- [Input]
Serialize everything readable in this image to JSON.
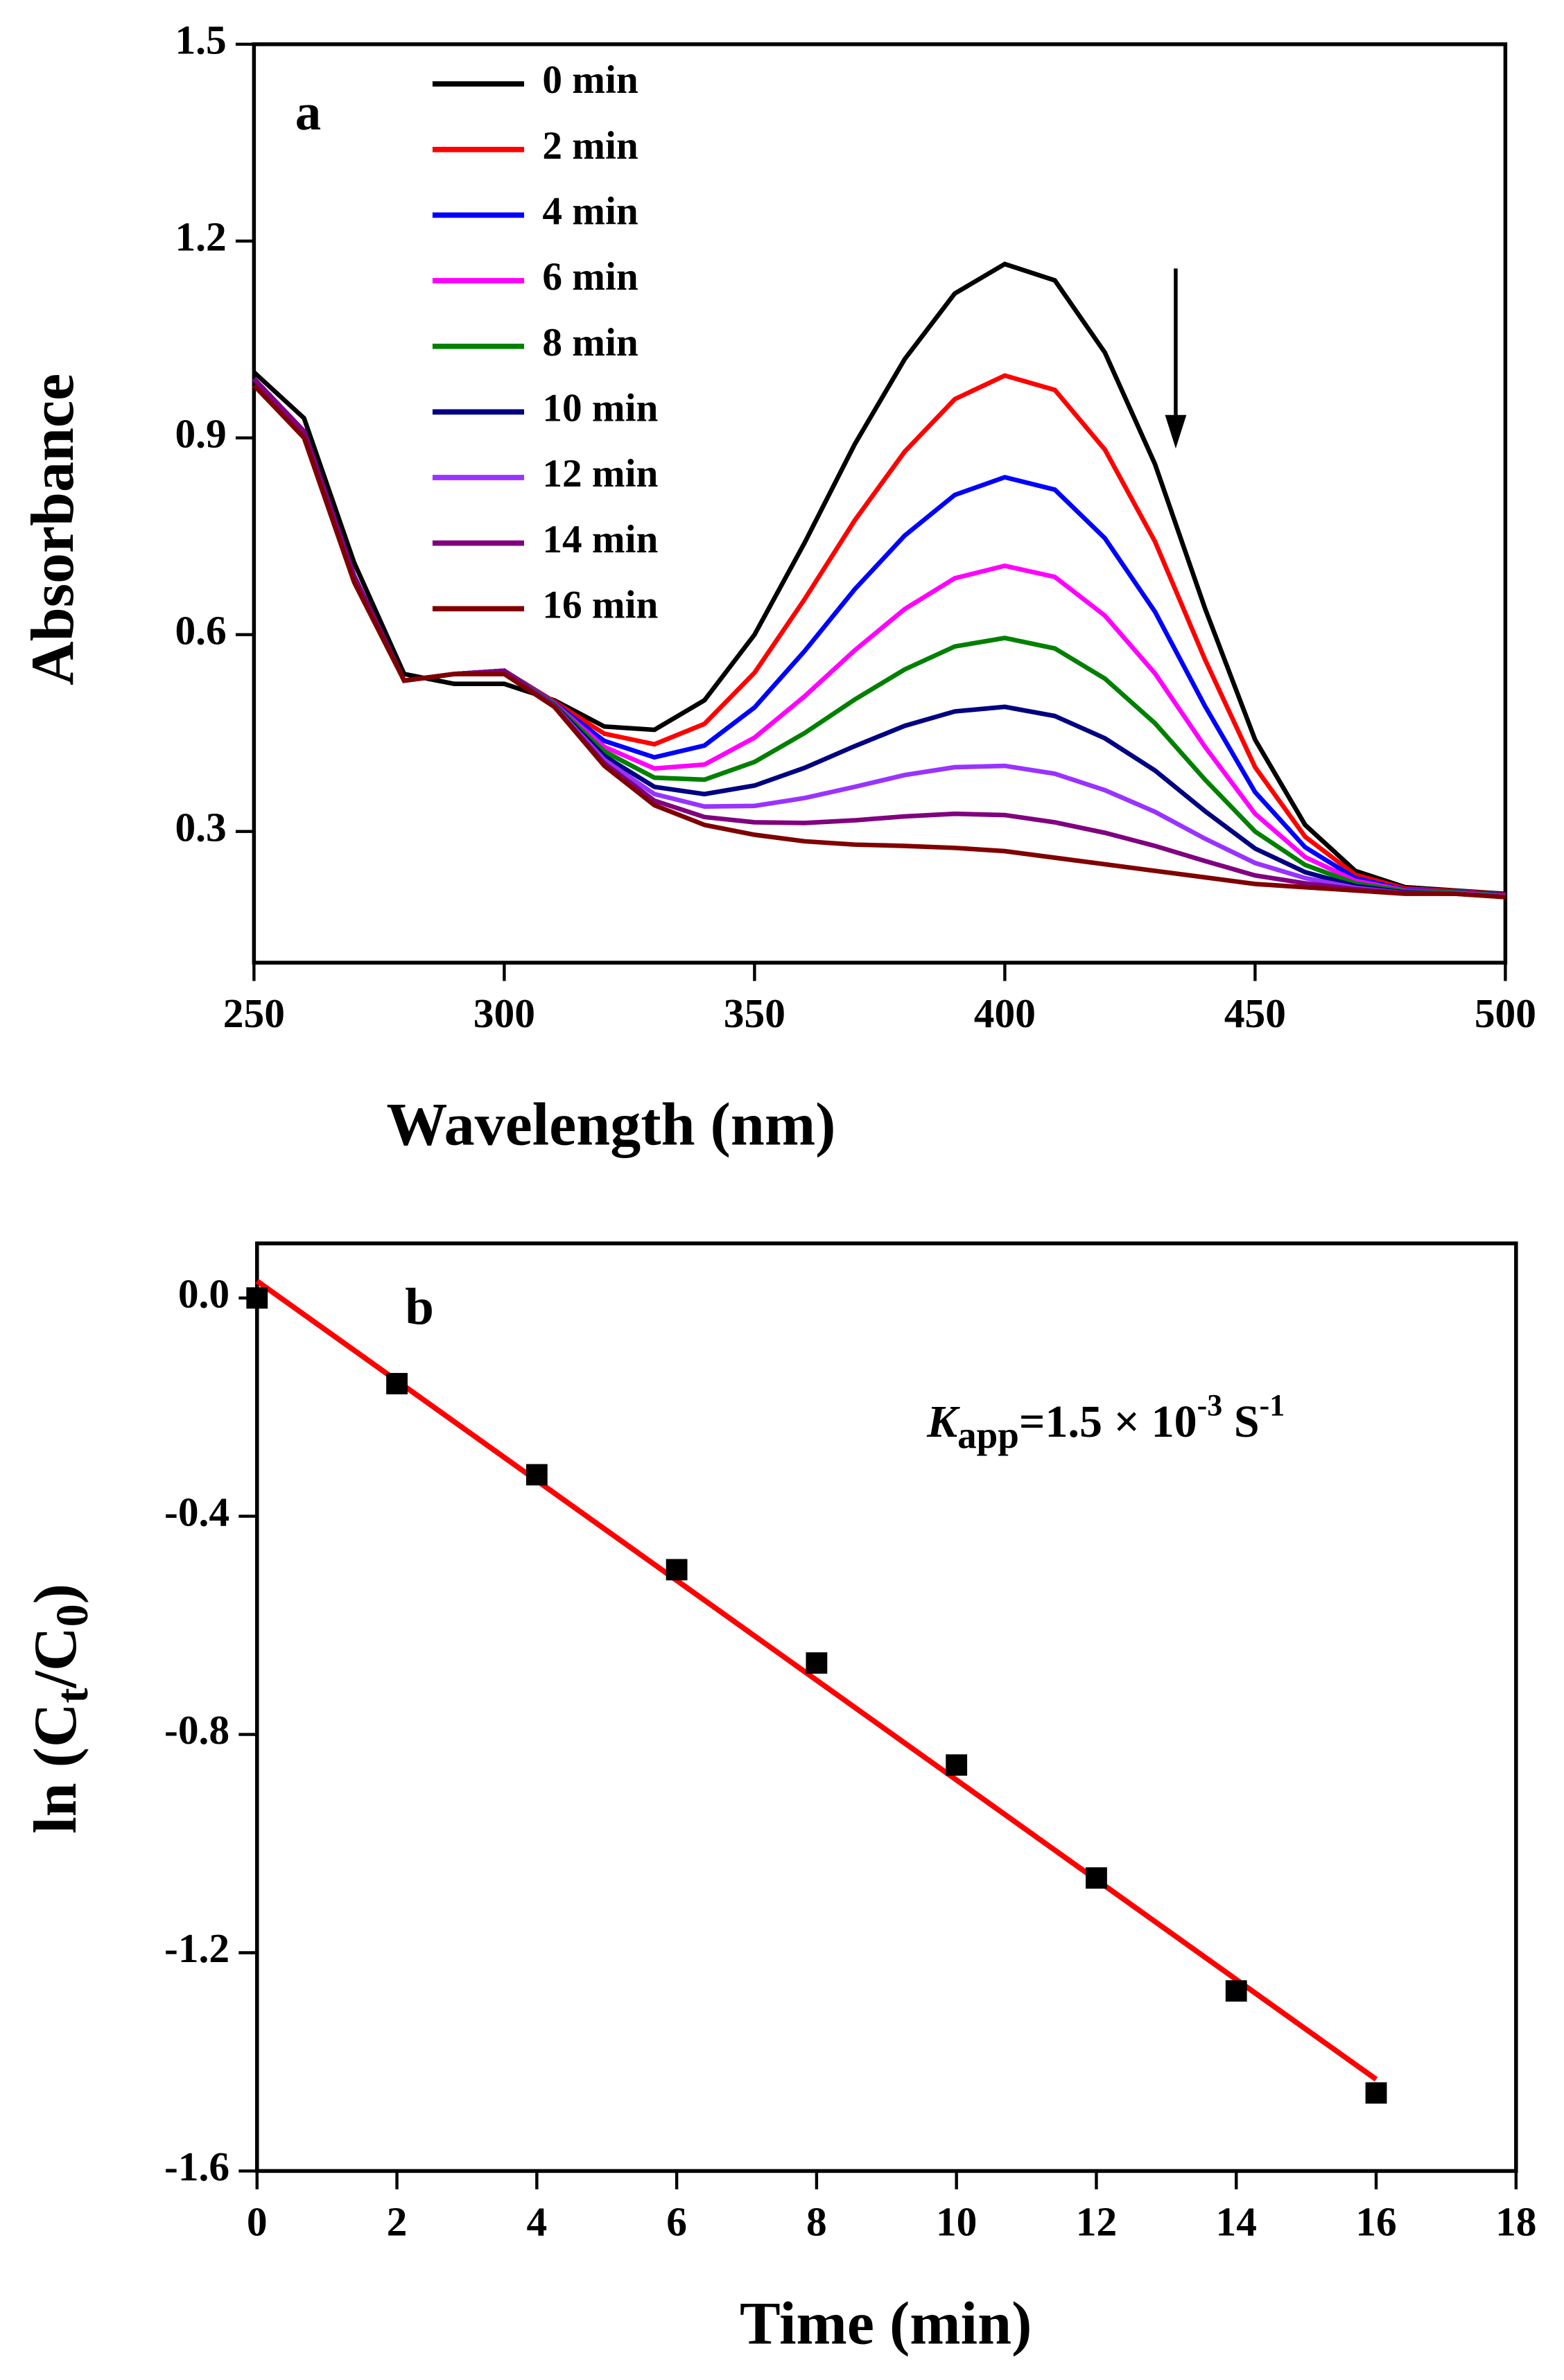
{
  "chart_data": [
    {
      "type": "line",
      "annotation": "a",
      "xlabel": "Wavelength (nm)",
      "ylabel": "Absorbance",
      "xlim": [
        250,
        500
      ],
      "xticks": [
        250,
        300,
        350,
        400,
        450,
        500
      ],
      "ylim": [
        0.1,
        1.5
      ],
      "yticks": [
        0.3,
        0.6,
        0.9,
        1.2,
        1.5
      ],
      "x": [
        250,
        260,
        270,
        280,
        290,
        300,
        310,
        320,
        330,
        340,
        350,
        360,
        370,
        380,
        390,
        400,
        410,
        420,
        430,
        440,
        450,
        460,
        470,
        480,
        490,
        500
      ],
      "series": [
        {
          "name": "0 min",
          "color": "#000000",
          "values": [
            1.0,
            0.93,
            0.71,
            0.54,
            0.525,
            0.525,
            0.5,
            0.46,
            0.455,
            0.5,
            0.6,
            0.74,
            0.89,
            1.02,
            1.12,
            1.165,
            1.14,
            1.03,
            0.86,
            0.64,
            0.44,
            0.31,
            0.24,
            0.215,
            0.21,
            0.205
          ]
        },
        {
          "name": "2 min",
          "color": "#ff0000",
          "values": [
            0.99,
            0.91,
            0.69,
            0.53,
            0.54,
            0.545,
            0.498,
            0.449,
            0.433,
            0.464,
            0.542,
            0.654,
            0.774,
            0.879,
            0.959,
            0.995,
            0.973,
            0.882,
            0.742,
            0.562,
            0.398,
            0.292,
            0.234,
            0.213,
            0.209,
            0.204
          ]
        },
        {
          "name": "4 min",
          "color": "#0000ff",
          "values": [
            0.99,
            0.91,
            0.69,
            0.53,
            0.54,
            0.545,
            0.496,
            0.438,
            0.413,
            0.431,
            0.489,
            0.575,
            0.669,
            0.751,
            0.813,
            0.84,
            0.821,
            0.747,
            0.635,
            0.491,
            0.36,
            0.276,
            0.229,
            0.211,
            0.208,
            0.203
          ]
        },
        {
          "name": "6 min",
          "color": "#ff00ff",
          "values": [
            0.99,
            0.91,
            0.69,
            0.53,
            0.54,
            0.545,
            0.495,
            0.429,
            0.396,
            0.402,
            0.443,
            0.506,
            0.576,
            0.639,
            0.686,
            0.705,
            0.688,
            0.629,
            0.541,
            0.429,
            0.327,
            0.261,
            0.225,
            0.21,
            0.207,
            0.202
          ]
        },
        {
          "name": "8 min",
          "color": "#008000",
          "values": [
            0.99,
            0.91,
            0.69,
            0.53,
            0.54,
            0.545,
            0.494,
            0.422,
            0.382,
            0.379,
            0.406,
            0.45,
            0.501,
            0.547,
            0.582,
            0.595,
            0.579,
            0.533,
            0.465,
            0.379,
            0.3,
            0.249,
            0.221,
            0.209,
            0.207,
            0.202
          ]
        },
        {
          "name": "10 min",
          "color": "#000080",
          "values": [
            0.99,
            0.91,
            0.69,
            0.53,
            0.54,
            0.545,
            0.492,
            0.415,
            0.368,
            0.357,
            0.37,
            0.397,
            0.43,
            0.461,
            0.483,
            0.49,
            0.476,
            0.442,
            0.393,
            0.331,
            0.274,
            0.238,
            0.217,
            0.207,
            0.206,
            0.201
          ]
        },
        {
          "name": "12 min",
          "color": "#9933ff",
          "values": [
            0.99,
            0.91,
            0.69,
            0.53,
            0.54,
            0.545,
            0.491,
            0.409,
            0.357,
            0.338,
            0.339,
            0.351,
            0.368,
            0.386,
            0.398,
            0.4,
            0.388,
            0.363,
            0.33,
            0.289,
            0.252,
            0.229,
            0.214,
            0.206,
            0.206,
            0.201
          ]
        },
        {
          "name": "14 min",
          "color": "#800080",
          "values": [
            0.99,
            0.91,
            0.69,
            0.53,
            0.54,
            0.545,
            0.49,
            0.404,
            0.347,
            0.322,
            0.314,
            0.313,
            0.317,
            0.323,
            0.327,
            0.325,
            0.314,
            0.298,
            0.278,
            0.255,
            0.233,
            0.221,
            0.212,
            0.206,
            0.205,
            0.2
          ]
        },
        {
          "name": "16 min",
          "color": "#800000",
          "values": [
            0.98,
            0.9,
            0.68,
            0.53,
            0.54,
            0.54,
            0.49,
            0.4,
            0.34,
            0.31,
            0.295,
            0.285,
            0.28,
            0.278,
            0.275,
            0.27,
            0.26,
            0.25,
            0.24,
            0.23,
            0.22,
            0.215,
            0.21,
            0.205,
            0.205,
            0.2
          ]
        }
      ]
    },
    {
      "type": "scatter",
      "annotation": "b",
      "xlabel": "Time (min)",
      "ylabel": {
        "main": "ln (C",
        "sub1": "t",
        "mid": "/C",
        "sub2": "0",
        "end": ")"
      },
      "rate": {
        "k": "K",
        "sub": "app",
        "text": "=1.5 × 10",
        "sup1": "-3",
        "unit": " S",
        "sup2": "-1"
      },
      "xlim": [
        0,
        18
      ],
      "xticks": [
        0,
        2,
        4,
        6,
        8,
        10,
        12,
        14,
        16,
        18
      ],
      "ylim": [
        -1.6,
        0.1
      ],
      "yticks": [
        {
          "value": 0,
          "label": "0.0"
        },
        -0.4,
        -0.8,
        -1.2,
        -1.6
      ],
      "x": [
        0,
        2,
        4,
        6,
        8,
        10,
        12,
        14,
        16
      ],
      "values": [
        0,
        -0.157,
        -0.324,
        -0.498,
        -0.669,
        -0.856,
        -1.063,
        -1.27,
        -1.457
      ],
      "color": "#000000",
      "fit": {
        "x": [
          0,
          16
        ],
        "values": [
          0.031,
          -1.432
        ],
        "color": "#ff0000"
      }
    }
  ]
}
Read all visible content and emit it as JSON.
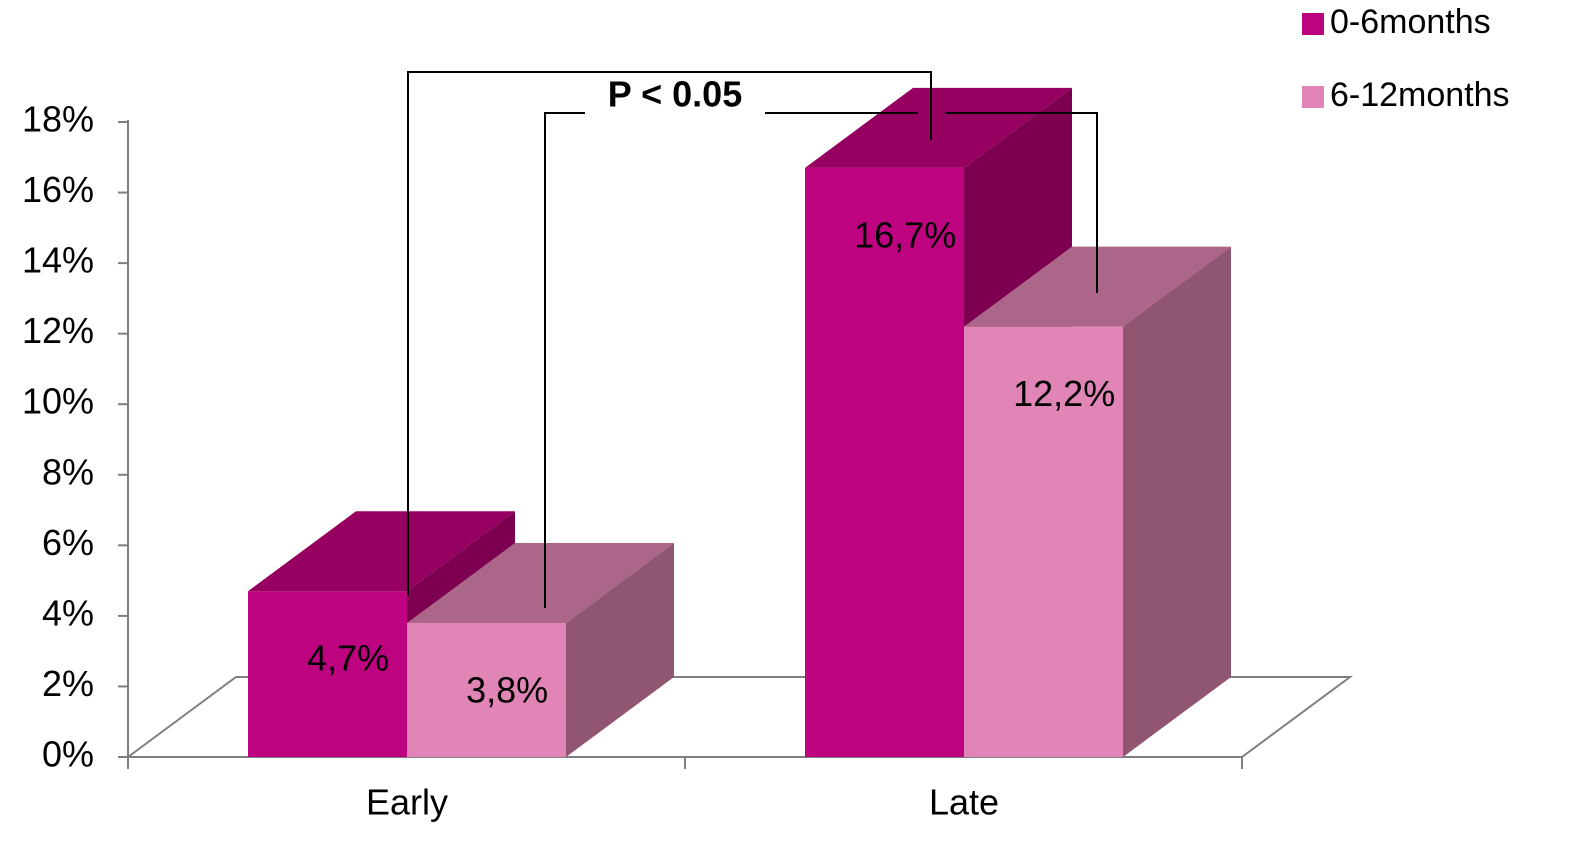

- [Given problem] Copy every entry word for word, but omit the pictures.

- [Complete response]
Serialize everything readable in this image to JSON.
{
  "chart_data": [
    {
      "type": "line",
      "annotation": "a",
      "xlabel": "Wavelength (nm)",
      "ylabel": "Absorbance",
      "xlim": [
        250,
        500
      ],
      "xticks": [
        250,
        300,
        350,
        400,
        450,
        500
      ],
      "ylim": [
        0.1,
        1.5
      ],
      "yticks": [
        0.3,
        0.6,
        0.9,
        1.2,
        1.5
      ],
      "x": [
        250,
        260,
        270,
        280,
        290,
        300,
        310,
        320,
        330,
        340,
        350,
        360,
        370,
        380,
        390,
        400,
        410,
        420,
        430,
        440,
        450,
        460,
        470,
        480,
        490,
        500
      ],
      "series": [
        {
          "name": "0 min",
          "color": "#000000",
          "values": [
            1.0,
            0.93,
            0.71,
            0.54,
            0.525,
            0.525,
            0.5,
            0.46,
            0.455,
            0.5,
            0.6,
            0.74,
            0.89,
            1.02,
            1.12,
            1.165,
            1.14,
            1.03,
            0.86,
            0.64,
            0.44,
            0.31,
            0.24,
            0.215,
            0.21,
            0.205
          ]
        },
        {
          "name": "2 min",
          "color": "#ff0000",
          "values": [
            0.99,
            0.91,
            0.69,
            0.53,
            0.54,
            0.545,
            0.498,
            0.449,
            0.433,
            0.464,
            0.542,
            0.654,
            0.774,
            0.879,
            0.959,
            0.995,
            0.973,
            0.882,
            0.742,
            0.562,
            0.398,
            0.292,
            0.234,
            0.213,
            0.209,
            0.204
          ]
        },
        {
          "name": "4 min",
          "color": "#0000ff",
          "values": [
            0.99,
            0.91,
            0.69,
            0.53,
            0.54,
            0.545,
            0.496,
            0.438,
            0.413,
            0.431,
            0.489,
            0.575,
            0.669,
            0.751,
            0.813,
            0.84,
            0.821,
            0.747,
            0.635,
            0.491,
            0.36,
            0.276,
            0.229,
            0.211,
            0.208,
            0.203
          ]
        },
        {
          "name": "6 min",
          "color": "#ff00ff",
          "values": [
            0.99,
            0.91,
            0.69,
            0.53,
            0.54,
            0.545,
            0.495,
            0.429,
            0.396,
            0.402,
            0.443,
            0.506,
            0.576,
            0.639,
            0.686,
            0.705,
            0.688,
            0.629,
            0.541,
            0.429,
            0.327,
            0.261,
            0.225,
            0.21,
            0.207,
            0.202
          ]
        },
        {
          "name": "8 min",
          "color": "#008000",
          "values": [
            0.99,
            0.91,
            0.69,
            0.53,
            0.54,
            0.545,
            0.494,
            0.422,
            0.382,
            0.379,
            0.406,
            0.45,
            0.501,
            0.547,
            0.582,
            0.595,
            0.579,
            0.533,
            0.465,
            0.379,
            0.3,
            0.249,
            0.221,
            0.209,
            0.207,
            0.202
          ]
        },
        {
          "name": "10 min",
          "color": "#000080",
          "values": [
            0.99,
            0.91,
            0.69,
            0.53,
            0.54,
            0.545,
            0.492,
            0.415,
            0.368,
            0.357,
            0.37,
            0.397,
            0.43,
            0.461,
            0.483,
            0.49,
            0.476,
            0.442,
            0.393,
            0.331,
            0.274,
            0.238,
            0.217,
            0.207,
            0.206,
            0.201
          ]
        },
        {
          "name": "12 min",
          "color": "#9933ff",
          "values": [
            0.99,
            0.91,
            0.69,
            0.53,
            0.54,
            0.545,
            0.491,
            0.409,
            0.357,
            0.338,
            0.339,
            0.351,
            0.368,
            0.386,
            0.398,
            0.4,
            0.388,
            0.363,
            0.33,
            0.289,
            0.252,
            0.229,
            0.214,
            0.206,
            0.206,
            0.201
          ]
        },
        {
          "name": "14 min",
          "color": "#800080",
          "values": [
            0.99,
            0.91,
            0.69,
            0.53,
            0.54,
            0.545,
            0.49,
            0.404,
            0.347,
            0.322,
            0.314,
            0.313,
            0.317,
            0.323,
            0.327,
            0.325,
            0.314,
            0.298,
            0.278,
            0.255,
            0.233,
            0.221,
            0.212,
            0.206,
            0.205,
            0.2
          ]
        },
        {
          "name": "16 min",
          "color": "#800000",
          "values": [
            0.98,
            0.9,
            0.68,
            0.53,
            0.54,
            0.54,
            0.49,
            0.4,
            0.34,
            0.31,
            0.295,
            0.285,
            0.28,
            0.278,
            0.275,
            0.27,
            0.26,
            0.25,
            0.24,
            0.23,
            0.22,
            0.215,
            0.21,
            0.205,
            0.205,
            0.2
          ]
        }
      ]
    },
    {
      "type": "scatter",
      "annotation": "b",
      "xlabel": "Time (min)",
      "ylabel": {
        "main": "ln (C",
        "sub1": "t",
        "mid": "/C",
        "sub2": "0",
        "end": ")"
      },
      "rate": {
        "k": "K",
        "sub": "app",
        "text": "=1.5 × 10",
        "sup1": "-3",
        "unit": " S",
        "sup2": "-1"
      },
      "xlim": [
        0,
        18
      ],
      "xticks": [
        0,
        2,
        4,
        6,
        8,
        10,
        12,
        14,
        16,
        18
      ],
      "ylim": [
        -1.6,
        0.1
      ],
      "yticks": [
        {
          "value": 0,
          "label": "0.0"
        },
        -0.4,
        -0.8,
        -1.2,
        -1.6
      ],
      "x": [
        0,
        2,
        4,
        6,
        8,
        10,
        12,
        14,
        16
      ],
      "values": [
        0,
        -0.157,
        -0.324,
        -0.498,
        -0.669,
        -0.856,
        -1.063,
        -1.27,
        -1.457
      ],
      "color": "#000000",
      "fit": {
        "x": [
          0,
          16
        ],
        "values": [
          0.031,
          -1.432
        ],
        "color": "#ff0000"
      }
    }
  ]
}
Read all visible content and emit it as JSON.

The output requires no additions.